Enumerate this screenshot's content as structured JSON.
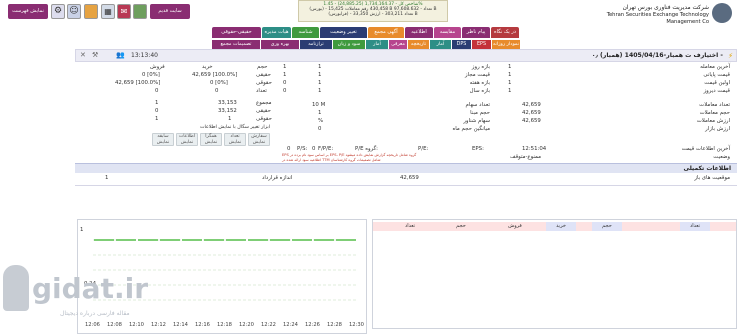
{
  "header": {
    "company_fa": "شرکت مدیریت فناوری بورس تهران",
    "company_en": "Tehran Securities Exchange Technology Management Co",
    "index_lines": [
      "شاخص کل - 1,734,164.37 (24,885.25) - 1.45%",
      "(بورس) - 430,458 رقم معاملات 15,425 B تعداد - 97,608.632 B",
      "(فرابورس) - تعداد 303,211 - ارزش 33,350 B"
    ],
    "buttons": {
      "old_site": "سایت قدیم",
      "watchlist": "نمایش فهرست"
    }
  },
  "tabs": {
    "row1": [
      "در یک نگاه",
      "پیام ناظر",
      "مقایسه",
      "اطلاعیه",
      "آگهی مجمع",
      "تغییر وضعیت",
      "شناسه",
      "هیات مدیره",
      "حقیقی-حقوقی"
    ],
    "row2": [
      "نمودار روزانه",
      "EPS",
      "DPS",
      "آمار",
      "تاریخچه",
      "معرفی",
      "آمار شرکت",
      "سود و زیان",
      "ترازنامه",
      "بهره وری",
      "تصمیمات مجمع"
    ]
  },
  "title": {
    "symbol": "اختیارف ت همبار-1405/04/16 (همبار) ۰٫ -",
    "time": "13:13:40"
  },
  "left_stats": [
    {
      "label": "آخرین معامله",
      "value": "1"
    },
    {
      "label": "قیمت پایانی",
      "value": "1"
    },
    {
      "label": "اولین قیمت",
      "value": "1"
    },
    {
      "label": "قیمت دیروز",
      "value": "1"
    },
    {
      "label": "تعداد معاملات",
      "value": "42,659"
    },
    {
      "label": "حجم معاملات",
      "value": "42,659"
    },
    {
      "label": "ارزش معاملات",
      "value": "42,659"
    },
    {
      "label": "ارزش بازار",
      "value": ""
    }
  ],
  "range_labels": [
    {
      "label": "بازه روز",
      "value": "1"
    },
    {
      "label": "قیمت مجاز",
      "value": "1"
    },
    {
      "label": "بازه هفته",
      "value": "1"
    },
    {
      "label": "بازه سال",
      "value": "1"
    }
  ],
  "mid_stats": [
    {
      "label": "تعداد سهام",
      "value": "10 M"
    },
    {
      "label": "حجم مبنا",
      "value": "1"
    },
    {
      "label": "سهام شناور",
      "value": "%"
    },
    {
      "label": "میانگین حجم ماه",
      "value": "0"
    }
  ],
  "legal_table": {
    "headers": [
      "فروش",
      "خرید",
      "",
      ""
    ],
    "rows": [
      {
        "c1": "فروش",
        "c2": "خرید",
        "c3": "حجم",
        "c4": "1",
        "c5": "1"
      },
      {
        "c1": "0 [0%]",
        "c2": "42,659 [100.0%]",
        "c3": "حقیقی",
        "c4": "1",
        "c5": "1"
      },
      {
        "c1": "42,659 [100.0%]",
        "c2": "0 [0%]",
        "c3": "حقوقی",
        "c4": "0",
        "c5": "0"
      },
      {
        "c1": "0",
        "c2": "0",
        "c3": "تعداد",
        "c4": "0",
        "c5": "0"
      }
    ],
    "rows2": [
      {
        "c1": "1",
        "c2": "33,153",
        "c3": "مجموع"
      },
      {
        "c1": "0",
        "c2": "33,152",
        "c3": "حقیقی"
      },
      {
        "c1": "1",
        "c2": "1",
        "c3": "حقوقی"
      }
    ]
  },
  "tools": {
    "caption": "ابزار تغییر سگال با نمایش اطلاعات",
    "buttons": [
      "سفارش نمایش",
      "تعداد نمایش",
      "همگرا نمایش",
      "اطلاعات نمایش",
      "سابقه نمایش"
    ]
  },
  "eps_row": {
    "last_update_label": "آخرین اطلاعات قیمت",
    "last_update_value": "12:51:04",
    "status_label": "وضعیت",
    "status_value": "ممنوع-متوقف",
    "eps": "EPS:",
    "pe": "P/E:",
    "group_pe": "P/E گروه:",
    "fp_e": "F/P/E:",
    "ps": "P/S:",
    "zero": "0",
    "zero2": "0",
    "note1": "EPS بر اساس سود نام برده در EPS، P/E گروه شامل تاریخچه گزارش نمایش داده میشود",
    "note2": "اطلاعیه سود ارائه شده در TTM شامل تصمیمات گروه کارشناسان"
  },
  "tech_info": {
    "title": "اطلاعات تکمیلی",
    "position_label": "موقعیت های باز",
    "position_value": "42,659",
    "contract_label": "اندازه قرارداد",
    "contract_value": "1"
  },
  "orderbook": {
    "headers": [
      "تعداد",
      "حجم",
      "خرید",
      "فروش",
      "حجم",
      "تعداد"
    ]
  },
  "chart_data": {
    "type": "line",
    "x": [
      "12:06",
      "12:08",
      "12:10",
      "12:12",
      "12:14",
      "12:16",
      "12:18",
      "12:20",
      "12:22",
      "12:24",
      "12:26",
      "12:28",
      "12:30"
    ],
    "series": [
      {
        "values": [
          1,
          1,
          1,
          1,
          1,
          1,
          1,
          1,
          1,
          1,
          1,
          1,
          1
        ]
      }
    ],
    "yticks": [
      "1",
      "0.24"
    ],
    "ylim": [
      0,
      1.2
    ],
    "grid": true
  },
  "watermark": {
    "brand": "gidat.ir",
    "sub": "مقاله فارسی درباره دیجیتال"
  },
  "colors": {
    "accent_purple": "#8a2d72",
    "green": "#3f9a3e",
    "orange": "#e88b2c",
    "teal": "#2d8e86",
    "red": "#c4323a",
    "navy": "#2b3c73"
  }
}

#####

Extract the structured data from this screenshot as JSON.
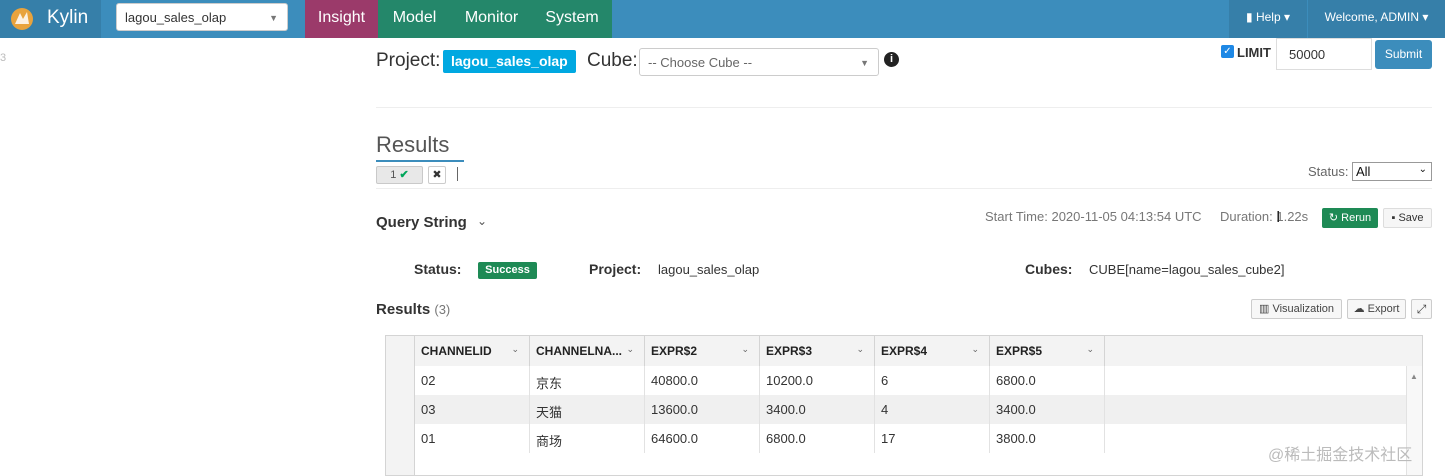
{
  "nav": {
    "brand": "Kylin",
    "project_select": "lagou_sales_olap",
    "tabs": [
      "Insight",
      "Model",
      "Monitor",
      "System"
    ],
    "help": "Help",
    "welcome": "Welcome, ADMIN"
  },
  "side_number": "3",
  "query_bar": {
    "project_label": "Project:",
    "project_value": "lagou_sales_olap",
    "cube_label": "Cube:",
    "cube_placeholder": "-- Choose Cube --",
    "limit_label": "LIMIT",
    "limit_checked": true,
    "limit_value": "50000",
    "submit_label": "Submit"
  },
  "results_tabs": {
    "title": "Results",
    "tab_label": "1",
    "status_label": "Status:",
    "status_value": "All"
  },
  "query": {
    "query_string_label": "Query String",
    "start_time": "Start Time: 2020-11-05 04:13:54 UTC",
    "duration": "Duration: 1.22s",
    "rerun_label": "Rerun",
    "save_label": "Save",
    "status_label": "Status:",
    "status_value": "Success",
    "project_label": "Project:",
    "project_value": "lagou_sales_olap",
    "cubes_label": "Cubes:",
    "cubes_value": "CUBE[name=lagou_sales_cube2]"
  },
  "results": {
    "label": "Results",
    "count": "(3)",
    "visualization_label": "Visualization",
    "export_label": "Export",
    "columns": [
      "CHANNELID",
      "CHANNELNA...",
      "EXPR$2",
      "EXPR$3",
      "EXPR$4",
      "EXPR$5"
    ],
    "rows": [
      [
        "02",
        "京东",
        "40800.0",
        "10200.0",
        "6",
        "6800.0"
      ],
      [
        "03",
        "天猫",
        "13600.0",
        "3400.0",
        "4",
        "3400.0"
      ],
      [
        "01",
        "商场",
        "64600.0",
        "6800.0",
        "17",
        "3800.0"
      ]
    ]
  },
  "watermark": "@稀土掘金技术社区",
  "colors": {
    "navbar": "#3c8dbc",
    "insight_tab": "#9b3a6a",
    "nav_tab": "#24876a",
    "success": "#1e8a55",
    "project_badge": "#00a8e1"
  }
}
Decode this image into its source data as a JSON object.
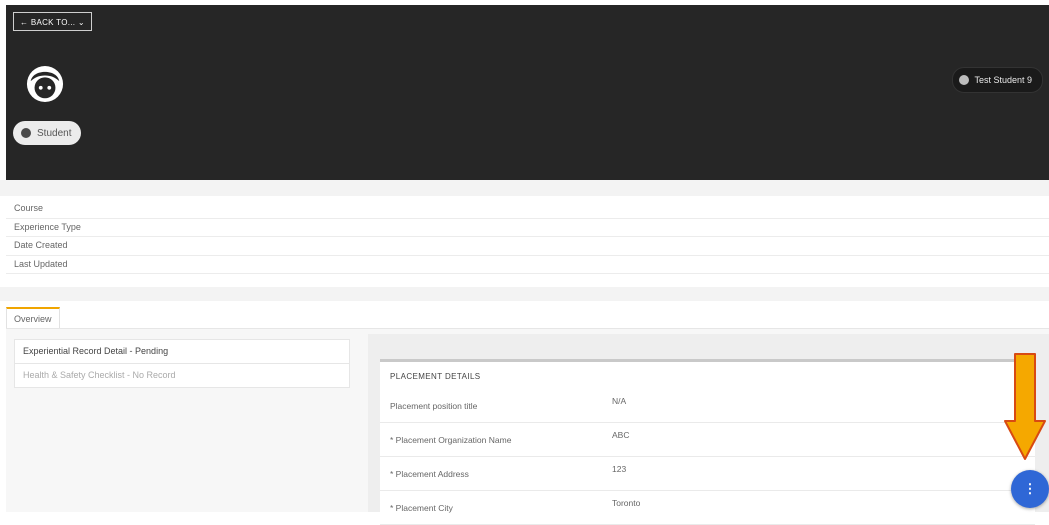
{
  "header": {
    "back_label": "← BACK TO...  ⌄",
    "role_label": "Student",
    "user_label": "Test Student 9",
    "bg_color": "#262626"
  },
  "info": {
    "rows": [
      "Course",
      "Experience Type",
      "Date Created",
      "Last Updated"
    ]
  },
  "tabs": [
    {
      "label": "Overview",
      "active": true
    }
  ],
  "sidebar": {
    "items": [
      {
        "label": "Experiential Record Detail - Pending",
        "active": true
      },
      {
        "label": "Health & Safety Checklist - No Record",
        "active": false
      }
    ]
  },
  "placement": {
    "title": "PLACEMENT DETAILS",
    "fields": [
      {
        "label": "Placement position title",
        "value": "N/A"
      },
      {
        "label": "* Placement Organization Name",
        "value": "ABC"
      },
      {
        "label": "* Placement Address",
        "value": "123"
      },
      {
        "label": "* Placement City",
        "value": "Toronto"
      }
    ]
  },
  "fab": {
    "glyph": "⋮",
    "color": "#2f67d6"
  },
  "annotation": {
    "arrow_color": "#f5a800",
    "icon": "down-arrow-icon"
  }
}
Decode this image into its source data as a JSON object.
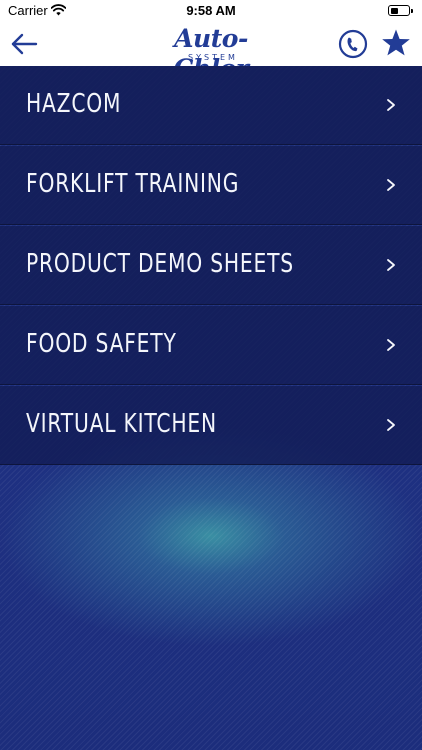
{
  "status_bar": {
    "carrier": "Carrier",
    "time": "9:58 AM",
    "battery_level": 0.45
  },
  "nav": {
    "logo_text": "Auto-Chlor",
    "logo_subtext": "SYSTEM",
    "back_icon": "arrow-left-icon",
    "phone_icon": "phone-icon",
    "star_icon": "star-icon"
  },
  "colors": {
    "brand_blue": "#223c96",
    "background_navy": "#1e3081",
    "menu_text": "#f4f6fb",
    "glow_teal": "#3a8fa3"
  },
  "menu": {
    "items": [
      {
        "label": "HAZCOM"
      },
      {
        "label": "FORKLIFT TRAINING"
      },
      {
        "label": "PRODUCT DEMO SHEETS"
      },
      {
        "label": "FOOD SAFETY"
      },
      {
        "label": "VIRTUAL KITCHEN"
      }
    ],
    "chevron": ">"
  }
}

#####

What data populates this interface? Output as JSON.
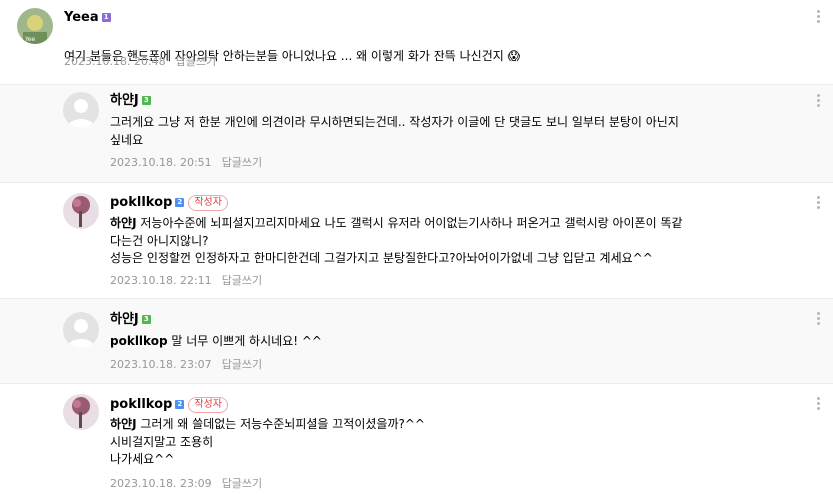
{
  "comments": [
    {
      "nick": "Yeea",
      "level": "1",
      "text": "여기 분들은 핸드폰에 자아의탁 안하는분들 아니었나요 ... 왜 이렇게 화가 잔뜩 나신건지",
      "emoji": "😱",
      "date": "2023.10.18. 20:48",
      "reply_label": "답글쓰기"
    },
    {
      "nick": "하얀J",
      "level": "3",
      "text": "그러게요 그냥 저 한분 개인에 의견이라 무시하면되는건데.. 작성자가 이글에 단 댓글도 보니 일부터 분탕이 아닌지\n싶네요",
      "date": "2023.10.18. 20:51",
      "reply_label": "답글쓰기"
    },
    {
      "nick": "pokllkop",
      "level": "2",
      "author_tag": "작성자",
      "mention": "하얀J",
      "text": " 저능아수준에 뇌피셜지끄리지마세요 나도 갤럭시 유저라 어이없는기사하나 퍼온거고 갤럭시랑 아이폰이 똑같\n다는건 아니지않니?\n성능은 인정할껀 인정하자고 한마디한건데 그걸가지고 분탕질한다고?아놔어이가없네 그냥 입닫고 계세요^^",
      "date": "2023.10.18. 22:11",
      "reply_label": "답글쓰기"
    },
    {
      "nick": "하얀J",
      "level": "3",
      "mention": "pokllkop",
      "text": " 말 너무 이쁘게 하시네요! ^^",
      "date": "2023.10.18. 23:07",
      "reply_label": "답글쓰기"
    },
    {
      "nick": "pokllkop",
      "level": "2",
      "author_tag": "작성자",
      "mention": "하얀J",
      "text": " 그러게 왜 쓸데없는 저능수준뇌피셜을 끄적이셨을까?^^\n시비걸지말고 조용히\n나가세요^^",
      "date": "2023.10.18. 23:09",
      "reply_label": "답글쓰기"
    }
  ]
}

#####

*EXERCISE DIRECTIONS*.
Where a line holds the string "JSON", copy that line.

*EXERCISE ANSWER*.
Enumerate this screenshot's content as structured JSON.
Extract the structured data from this screenshot as JSON.
Decode this image into its source data as a JSON object.
Decode this image into its source data as a JSON object.
What data populates this interface? Output as JSON.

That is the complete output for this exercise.